[Entries from a dataset]
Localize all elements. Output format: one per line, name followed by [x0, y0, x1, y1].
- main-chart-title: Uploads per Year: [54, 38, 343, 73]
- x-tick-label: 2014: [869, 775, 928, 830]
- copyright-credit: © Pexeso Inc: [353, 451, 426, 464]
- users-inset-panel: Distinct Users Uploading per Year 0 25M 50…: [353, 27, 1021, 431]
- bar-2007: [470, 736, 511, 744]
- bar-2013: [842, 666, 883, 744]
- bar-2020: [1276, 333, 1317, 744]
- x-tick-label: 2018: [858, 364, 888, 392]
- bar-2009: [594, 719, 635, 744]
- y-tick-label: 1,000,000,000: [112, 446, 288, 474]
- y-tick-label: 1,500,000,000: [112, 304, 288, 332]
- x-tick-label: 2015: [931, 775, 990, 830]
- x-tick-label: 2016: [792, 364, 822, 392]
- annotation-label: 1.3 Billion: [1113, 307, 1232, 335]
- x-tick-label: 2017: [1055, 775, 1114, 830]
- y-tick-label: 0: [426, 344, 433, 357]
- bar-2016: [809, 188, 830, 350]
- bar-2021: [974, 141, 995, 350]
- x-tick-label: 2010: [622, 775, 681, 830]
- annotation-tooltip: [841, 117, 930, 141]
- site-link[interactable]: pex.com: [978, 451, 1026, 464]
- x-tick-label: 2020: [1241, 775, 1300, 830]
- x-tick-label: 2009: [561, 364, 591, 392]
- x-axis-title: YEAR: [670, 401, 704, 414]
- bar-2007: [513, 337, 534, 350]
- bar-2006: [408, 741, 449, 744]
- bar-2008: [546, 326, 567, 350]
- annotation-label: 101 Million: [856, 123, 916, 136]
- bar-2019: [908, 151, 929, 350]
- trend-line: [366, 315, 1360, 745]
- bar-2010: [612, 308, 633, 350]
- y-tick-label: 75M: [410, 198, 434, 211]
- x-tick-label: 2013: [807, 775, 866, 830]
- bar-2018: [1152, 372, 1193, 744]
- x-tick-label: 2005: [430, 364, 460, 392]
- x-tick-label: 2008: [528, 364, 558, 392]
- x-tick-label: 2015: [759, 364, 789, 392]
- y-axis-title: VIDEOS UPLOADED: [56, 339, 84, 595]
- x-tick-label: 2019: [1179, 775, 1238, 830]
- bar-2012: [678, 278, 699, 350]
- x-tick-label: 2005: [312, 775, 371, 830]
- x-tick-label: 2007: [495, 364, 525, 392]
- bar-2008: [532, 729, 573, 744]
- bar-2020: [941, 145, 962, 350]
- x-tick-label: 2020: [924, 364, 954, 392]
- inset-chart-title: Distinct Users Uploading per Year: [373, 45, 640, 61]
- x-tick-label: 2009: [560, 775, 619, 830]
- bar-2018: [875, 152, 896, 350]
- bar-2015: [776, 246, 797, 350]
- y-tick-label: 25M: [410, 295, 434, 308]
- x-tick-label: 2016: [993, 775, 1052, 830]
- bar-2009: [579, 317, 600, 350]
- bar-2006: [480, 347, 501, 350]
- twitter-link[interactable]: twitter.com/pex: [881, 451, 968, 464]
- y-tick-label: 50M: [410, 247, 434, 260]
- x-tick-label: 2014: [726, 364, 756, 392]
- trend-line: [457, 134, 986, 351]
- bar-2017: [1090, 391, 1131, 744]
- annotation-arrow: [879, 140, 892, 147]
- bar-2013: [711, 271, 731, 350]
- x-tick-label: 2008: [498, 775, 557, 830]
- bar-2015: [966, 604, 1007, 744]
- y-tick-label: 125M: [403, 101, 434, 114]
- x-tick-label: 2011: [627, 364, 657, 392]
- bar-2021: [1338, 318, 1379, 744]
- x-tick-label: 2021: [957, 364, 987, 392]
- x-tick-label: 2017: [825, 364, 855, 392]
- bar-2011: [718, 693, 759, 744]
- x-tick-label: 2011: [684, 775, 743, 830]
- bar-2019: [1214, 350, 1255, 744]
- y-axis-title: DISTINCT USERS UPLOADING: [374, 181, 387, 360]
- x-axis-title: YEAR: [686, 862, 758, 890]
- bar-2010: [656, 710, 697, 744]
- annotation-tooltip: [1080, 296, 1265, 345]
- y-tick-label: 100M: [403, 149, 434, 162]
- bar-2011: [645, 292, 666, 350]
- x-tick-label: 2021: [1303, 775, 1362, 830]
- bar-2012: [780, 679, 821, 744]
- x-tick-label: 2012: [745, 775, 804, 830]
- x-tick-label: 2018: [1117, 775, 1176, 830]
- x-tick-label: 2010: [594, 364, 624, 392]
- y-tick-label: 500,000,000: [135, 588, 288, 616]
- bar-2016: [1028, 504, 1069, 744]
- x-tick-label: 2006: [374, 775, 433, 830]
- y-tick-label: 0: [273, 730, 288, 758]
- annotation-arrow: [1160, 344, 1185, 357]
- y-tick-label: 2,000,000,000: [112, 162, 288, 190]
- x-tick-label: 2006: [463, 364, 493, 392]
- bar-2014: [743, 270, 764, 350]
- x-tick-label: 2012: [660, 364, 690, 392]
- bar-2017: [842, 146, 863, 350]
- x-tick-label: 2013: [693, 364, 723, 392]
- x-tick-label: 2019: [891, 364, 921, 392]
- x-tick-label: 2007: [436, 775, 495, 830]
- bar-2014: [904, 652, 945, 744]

Directions
Turn every line of the records into a numbered list, leaving out any blank lines.

Reply to the task
1. Localize all elements. Output format: one per line, name followed by [x0, y0, x1, y1].
2. - main-chart-title: Uploads per Year: [54, 38, 343, 73]
3. - x-tick-label: 2014: [869, 775, 928, 830]
4. - copyright-credit: © Pexeso Inc: [353, 451, 426, 464]
5. - users-inset-panel: Distinct Users Uploading per Year 0 25M 50…: [353, 27, 1021, 431]
6. - bar-2007: [470, 736, 511, 744]
7. - bar-2013: [842, 666, 883, 744]
8. - bar-2020: [1276, 333, 1317, 744]
9. - x-tick-label: 2018: [858, 364, 888, 392]
10. - bar-2009: [594, 719, 635, 744]
11. - y-tick-label: 1,000,000,000: [112, 446, 288, 474]
12. - y-tick-label: 1,500,000,000: [112, 304, 288, 332]
13. - x-tick-label: 2015: [931, 775, 990, 830]
14. - x-tick-label: 2016: [792, 364, 822, 392]
15. - annotation-label: 1.3 Billion: [1113, 307, 1232, 335]
16. - x-tick-label: 2017: [1055, 775, 1114, 830]
17. - y-tick-label: 0: [426, 344, 433, 357]
18. - bar-2016: [809, 188, 830, 350]
19. - bar-2021: [974, 141, 995, 350]
20. - x-tick-label: 2010: [622, 775, 681, 830]
21. - annotation-tooltip: [841, 117, 930, 141]
22. - site-link[interactable]: pex.com: [978, 451, 1026, 464]
23. - x-tick-label: 2020: [1241, 775, 1300, 830]
24. - x-tick-label: 2009: [561, 364, 591, 392]
25. - x-axis-title: YEAR: [670, 401, 704, 414]
26. - bar-2007: [513, 337, 534, 350]
27. - bar-2006: [408, 741, 449, 744]
28. - bar-2008: [546, 326, 567, 350]
29. - annotation-label: 101 Million: [856, 123, 916, 136]
30. - bar-2019: [908, 151, 929, 350]
31. - trend-line: [366, 315, 1360, 745]
32. - bar-2010: [612, 308, 633, 350]
33. - y-tick-label: 75M: [410, 198, 434, 211]
34. - x-tick-label: 2013: [807, 775, 866, 830]
35. - bar-2018: [1152, 372, 1193, 744]
36. - x-tick-label: 2005: [430, 364, 460, 392]
37. - x-tick-label: 2008: [528, 364, 558, 392]
38. - x-tick-label: 2015: [759, 364, 789, 392]
39. - y-axis-title: VIDEOS UPLOADED: [56, 339, 84, 595]
40. - x-tick-label: 2019: [1179, 775, 1238, 830]
41. - bar-2012: [678, 278, 699, 350]
42. - x-tick-label: 2005: [312, 775, 371, 830]
43. - x-tick-label: 2007: [495, 364, 525, 392]
44. - bar-2008: [532, 729, 573, 744]
45. - bar-2020: [941, 145, 962, 350]
46. - x-tick-label: 2020: [924, 364, 954, 392]
47. - inset-chart-title: Distinct Users Uploading per Year: [373, 45, 640, 61]
48. - x-tick-label: 2009: [560, 775, 619, 830]
49. - bar-2018: [875, 152, 896, 350]
50. - bar-2015: [776, 246, 797, 350]
51. - y-tick-label: 25M: [410, 295, 434, 308]
52. - x-tick-label: 2016: [993, 775, 1052, 830]
53. - bar-2009: [579, 317, 600, 350]
54. - bar-2006: [480, 347, 501, 350]
55. - twitter-link[interactable]: twitter.com/pex: [881, 451, 968, 464]
56. - y-tick-label: 50M: [410, 247, 434, 260]
57. - x-tick-label: 2014: [726, 364, 756, 392]
58. - trend-line: [457, 134, 986, 351]
59. - bar-2017: [1090, 391, 1131, 744]
60. - annotation-arrow: [879, 140, 892, 147]
61. - bar-2013: [711, 271, 731, 350]
62. - x-tick-label: 2008: [498, 775, 557, 830]
63. - bar-2015: [966, 604, 1007, 744]
64. - y-tick-label: 125M: [403, 101, 434, 114]
65. - x-tick-label: 2011: [627, 364, 657, 392]
66. - bar-2021: [1338, 318, 1379, 744]
67. - x-tick-label: 2021: [957, 364, 987, 392]
68. - x-tick-label: 2017: [825, 364, 855, 392]
69. - bar-2011: [718, 693, 759, 744]
70. - x-tick-label: 2011: [684, 775, 743, 830]
71. - bar-2019: [1214, 350, 1255, 744]
72. - y-axis-title: DISTINCT USERS UPLOADING: [374, 181, 387, 360]
73. - x-axis-title: YEAR: [686, 862, 758, 890]
74. - bar-2010: [656, 710, 697, 744]
75. - annotation-tooltip: [1080, 296, 1265, 345]
76. - y-tick-label: 100M: [403, 149, 434, 162]
77. - bar-2011: [645, 292, 666, 350]
78. - x-tick-label: 2021: [1303, 775, 1362, 830]
79. - bar-2012: [780, 679, 821, 744]
80. - x-tick-label: 2012: [745, 775, 804, 830]
81. - x-tick-label: 2018: [1117, 775, 1176, 830]
82. - x-tick-label: 2010: [594, 364, 624, 392]
83. - y-tick-label: 500,000,000: [135, 588, 288, 616]
84. - bar-2016: [1028, 504, 1069, 744]
85. - x-tick-label: 2006: [374, 775, 433, 830]
86. - y-tick-label: 0: [273, 730, 288, 758]
87. - annotation-arrow: [1160, 344, 1185, 357]
88. - y-tick-label: 2,000,000,000: [112, 162, 288, 190]
89. - x-tick-label: 2006: [463, 364, 493, 392]
90. - bar-2014: [743, 270, 764, 350]
91. - x-tick-label: 2012: [660, 364, 690, 392]
92. - bar-2017: [842, 146, 863, 350]
93. - x-tick-label: 2013: [693, 364, 723, 392]
94. - x-tick-label: 2019: [891, 364, 921, 392]
95. - x-tick-label: 2007: [436, 775, 495, 830]
96. - bar-2014: [904, 652, 945, 744]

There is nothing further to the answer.